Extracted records
______________________________
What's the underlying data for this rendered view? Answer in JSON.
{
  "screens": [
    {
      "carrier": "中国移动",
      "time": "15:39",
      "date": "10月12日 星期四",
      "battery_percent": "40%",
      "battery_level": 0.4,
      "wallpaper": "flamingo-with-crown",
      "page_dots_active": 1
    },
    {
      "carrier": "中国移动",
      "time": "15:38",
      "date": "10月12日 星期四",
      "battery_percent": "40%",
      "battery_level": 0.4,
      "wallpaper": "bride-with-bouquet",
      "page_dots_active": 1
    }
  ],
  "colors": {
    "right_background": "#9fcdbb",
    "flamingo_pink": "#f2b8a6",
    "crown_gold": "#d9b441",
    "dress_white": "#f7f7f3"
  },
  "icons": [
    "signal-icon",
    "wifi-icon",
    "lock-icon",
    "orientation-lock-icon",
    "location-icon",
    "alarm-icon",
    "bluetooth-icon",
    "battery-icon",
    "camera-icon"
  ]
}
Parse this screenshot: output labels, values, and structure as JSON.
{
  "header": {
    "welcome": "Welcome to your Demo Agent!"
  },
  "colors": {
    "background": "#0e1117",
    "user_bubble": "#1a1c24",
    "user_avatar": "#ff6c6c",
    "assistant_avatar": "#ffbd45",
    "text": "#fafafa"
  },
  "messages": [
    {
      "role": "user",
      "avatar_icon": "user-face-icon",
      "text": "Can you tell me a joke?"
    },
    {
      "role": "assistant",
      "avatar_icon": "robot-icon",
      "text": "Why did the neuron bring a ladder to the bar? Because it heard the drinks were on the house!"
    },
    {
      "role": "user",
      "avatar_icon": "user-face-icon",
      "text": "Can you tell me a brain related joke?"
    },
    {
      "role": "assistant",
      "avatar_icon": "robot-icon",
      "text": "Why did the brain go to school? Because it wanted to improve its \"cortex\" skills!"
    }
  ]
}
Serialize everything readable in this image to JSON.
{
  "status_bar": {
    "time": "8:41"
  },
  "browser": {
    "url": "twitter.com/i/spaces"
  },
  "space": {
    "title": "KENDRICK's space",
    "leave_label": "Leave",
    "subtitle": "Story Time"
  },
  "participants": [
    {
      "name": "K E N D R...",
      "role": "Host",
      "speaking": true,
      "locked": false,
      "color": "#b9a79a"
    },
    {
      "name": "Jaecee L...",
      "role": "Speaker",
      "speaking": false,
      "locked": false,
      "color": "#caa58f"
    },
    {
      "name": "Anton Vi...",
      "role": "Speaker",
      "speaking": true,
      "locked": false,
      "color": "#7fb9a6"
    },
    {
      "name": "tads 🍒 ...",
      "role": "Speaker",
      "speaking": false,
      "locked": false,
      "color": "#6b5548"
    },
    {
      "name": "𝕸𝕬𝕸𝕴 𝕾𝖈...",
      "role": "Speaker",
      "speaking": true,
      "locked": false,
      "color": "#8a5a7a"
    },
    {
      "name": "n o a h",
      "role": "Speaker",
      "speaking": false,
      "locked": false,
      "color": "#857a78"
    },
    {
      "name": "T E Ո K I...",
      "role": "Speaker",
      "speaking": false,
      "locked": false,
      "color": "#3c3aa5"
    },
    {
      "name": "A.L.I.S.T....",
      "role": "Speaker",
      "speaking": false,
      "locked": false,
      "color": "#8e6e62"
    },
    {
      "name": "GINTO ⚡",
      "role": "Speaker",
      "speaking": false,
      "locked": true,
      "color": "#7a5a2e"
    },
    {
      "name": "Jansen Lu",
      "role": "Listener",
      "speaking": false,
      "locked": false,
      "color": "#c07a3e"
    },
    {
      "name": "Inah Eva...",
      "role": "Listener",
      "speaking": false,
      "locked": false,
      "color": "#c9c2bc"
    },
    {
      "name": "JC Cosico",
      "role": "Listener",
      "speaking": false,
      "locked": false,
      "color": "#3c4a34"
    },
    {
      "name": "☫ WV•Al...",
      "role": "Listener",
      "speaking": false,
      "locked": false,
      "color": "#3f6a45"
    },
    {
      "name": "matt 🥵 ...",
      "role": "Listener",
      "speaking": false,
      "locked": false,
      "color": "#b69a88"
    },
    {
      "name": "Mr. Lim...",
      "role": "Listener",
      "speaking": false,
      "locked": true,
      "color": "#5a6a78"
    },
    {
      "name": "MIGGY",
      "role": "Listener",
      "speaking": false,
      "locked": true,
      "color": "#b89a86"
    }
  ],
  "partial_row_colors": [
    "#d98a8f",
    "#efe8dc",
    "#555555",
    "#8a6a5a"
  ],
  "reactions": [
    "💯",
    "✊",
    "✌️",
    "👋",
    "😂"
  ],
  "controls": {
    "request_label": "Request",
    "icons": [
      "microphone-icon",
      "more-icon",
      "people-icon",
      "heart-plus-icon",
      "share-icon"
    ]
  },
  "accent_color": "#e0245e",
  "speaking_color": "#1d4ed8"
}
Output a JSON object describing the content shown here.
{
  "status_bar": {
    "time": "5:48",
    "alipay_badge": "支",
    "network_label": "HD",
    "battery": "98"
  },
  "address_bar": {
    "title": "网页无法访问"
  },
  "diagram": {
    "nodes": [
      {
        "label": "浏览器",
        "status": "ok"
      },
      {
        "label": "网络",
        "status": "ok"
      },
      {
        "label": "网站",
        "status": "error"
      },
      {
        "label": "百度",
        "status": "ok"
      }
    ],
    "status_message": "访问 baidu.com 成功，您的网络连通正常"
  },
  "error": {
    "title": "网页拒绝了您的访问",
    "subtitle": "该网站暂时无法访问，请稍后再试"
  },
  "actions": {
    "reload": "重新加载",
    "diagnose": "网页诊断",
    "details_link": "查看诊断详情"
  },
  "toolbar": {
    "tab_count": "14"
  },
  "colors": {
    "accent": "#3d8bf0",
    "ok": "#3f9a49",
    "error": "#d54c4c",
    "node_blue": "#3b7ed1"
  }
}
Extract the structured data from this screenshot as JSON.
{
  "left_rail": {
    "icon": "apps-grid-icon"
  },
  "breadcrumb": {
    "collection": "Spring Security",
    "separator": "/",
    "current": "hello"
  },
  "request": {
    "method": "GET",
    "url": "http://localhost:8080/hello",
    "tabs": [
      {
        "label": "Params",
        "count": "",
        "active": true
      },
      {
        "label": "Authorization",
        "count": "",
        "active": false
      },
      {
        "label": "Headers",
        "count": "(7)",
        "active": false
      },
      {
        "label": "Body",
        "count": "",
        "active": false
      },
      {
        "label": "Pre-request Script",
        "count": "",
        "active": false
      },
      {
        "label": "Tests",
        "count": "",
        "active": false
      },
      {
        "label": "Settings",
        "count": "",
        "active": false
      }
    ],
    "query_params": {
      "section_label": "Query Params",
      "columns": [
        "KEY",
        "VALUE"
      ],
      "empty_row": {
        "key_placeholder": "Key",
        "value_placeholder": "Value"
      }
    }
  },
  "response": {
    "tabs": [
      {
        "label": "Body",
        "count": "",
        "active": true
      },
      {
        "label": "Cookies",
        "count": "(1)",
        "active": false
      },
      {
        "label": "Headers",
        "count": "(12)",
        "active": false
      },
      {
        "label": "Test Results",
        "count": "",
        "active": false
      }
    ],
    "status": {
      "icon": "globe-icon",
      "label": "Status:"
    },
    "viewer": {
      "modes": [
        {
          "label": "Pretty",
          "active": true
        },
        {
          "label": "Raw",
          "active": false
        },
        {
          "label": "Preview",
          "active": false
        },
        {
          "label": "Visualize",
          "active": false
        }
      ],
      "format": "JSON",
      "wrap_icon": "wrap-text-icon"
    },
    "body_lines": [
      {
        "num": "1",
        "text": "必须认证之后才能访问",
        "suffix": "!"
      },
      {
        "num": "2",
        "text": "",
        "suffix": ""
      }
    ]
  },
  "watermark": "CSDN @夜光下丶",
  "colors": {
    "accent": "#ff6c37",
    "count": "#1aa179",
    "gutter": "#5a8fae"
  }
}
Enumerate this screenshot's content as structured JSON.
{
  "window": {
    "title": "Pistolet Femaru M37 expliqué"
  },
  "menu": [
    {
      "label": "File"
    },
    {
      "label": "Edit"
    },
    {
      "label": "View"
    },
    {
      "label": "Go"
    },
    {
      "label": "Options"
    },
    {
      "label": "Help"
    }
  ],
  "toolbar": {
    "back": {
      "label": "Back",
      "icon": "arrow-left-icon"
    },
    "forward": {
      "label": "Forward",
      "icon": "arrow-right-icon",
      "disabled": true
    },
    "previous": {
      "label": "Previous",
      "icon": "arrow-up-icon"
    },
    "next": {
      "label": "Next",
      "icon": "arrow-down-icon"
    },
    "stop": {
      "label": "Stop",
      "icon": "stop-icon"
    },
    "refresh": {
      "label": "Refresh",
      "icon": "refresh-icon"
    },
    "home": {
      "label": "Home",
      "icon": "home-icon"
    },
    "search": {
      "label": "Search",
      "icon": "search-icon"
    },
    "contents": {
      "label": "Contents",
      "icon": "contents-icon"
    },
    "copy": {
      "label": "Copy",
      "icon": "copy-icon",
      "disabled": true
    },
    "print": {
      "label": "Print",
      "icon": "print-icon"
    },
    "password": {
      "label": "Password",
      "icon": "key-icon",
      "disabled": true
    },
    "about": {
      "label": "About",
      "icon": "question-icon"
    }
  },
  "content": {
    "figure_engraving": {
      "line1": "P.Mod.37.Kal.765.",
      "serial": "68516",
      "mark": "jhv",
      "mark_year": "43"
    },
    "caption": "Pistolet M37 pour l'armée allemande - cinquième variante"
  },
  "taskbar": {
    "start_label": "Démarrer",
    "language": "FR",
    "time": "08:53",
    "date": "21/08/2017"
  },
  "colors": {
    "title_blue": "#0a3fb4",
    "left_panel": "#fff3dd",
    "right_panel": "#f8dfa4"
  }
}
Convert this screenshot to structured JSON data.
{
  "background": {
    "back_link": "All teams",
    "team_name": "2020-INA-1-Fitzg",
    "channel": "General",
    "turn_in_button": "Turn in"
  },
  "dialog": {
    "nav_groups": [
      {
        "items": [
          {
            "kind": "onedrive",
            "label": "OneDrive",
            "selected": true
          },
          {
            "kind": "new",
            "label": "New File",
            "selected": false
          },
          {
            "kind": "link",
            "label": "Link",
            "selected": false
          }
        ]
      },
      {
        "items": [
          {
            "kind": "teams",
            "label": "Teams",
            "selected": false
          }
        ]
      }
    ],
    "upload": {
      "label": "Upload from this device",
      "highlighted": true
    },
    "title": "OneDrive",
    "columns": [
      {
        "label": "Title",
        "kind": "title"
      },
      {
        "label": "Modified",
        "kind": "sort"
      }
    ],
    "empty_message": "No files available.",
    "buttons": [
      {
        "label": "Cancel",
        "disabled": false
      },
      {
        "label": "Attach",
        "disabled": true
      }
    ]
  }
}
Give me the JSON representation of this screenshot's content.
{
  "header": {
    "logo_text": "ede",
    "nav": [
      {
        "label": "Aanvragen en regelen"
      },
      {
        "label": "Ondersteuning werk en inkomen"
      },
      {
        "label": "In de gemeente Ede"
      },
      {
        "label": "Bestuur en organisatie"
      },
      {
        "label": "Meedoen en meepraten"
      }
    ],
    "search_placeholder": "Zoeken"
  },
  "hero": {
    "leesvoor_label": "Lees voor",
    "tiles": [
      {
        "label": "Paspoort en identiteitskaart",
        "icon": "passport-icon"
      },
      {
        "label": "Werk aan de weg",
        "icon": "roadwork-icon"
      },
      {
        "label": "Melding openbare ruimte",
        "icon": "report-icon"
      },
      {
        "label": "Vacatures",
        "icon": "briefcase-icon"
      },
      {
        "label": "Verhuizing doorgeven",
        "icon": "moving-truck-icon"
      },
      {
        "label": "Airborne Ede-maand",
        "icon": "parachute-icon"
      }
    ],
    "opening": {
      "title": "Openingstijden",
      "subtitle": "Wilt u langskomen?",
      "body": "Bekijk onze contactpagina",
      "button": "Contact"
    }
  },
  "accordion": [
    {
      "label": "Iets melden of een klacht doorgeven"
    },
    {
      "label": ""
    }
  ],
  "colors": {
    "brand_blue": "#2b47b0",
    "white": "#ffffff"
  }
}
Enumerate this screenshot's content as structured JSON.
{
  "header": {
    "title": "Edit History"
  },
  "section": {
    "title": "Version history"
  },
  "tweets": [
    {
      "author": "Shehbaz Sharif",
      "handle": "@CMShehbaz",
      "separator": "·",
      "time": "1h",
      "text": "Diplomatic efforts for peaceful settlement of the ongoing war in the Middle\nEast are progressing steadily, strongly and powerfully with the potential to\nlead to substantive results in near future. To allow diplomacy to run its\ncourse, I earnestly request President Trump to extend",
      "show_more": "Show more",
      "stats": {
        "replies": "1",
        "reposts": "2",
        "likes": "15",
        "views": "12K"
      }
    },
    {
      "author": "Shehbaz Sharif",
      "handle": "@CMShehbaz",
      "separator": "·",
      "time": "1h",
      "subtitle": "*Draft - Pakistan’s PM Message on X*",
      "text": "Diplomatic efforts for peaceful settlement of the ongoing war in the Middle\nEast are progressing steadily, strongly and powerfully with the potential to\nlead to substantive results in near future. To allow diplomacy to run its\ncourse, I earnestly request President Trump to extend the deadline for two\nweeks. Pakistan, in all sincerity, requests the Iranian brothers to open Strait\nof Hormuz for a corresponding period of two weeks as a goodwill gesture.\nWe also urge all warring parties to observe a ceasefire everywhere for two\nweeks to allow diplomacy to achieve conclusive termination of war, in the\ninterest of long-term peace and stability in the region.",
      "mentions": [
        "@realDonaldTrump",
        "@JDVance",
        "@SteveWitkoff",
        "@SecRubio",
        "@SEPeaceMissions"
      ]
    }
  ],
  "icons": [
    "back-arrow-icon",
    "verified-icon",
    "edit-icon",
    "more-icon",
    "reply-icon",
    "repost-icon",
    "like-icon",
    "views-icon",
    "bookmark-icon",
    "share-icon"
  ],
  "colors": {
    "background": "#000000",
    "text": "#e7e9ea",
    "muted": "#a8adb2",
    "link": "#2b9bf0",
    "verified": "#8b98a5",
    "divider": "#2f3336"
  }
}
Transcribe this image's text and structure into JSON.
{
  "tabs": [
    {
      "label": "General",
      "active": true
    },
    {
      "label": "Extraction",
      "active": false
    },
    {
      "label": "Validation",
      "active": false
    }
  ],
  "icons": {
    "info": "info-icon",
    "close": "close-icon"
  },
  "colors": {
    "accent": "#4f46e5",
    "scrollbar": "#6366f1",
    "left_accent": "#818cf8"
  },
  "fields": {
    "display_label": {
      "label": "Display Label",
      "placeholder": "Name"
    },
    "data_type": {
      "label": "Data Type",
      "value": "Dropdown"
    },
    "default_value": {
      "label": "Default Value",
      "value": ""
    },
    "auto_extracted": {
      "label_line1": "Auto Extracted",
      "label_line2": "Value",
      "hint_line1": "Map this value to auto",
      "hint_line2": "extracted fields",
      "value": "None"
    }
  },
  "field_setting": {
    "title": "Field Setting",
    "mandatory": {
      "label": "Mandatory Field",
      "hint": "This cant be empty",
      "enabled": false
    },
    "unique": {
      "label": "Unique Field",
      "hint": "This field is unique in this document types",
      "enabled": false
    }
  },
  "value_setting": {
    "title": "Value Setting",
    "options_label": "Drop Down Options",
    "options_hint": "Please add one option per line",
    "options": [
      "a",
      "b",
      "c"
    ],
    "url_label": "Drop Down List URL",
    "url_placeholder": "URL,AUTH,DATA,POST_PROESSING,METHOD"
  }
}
______________________________
### Short task
Identify each line in the records above that contains the word "fields", and copy it out in full.

### Answer to the problem
  "fields": {
      "hint_line2": "extracted fields",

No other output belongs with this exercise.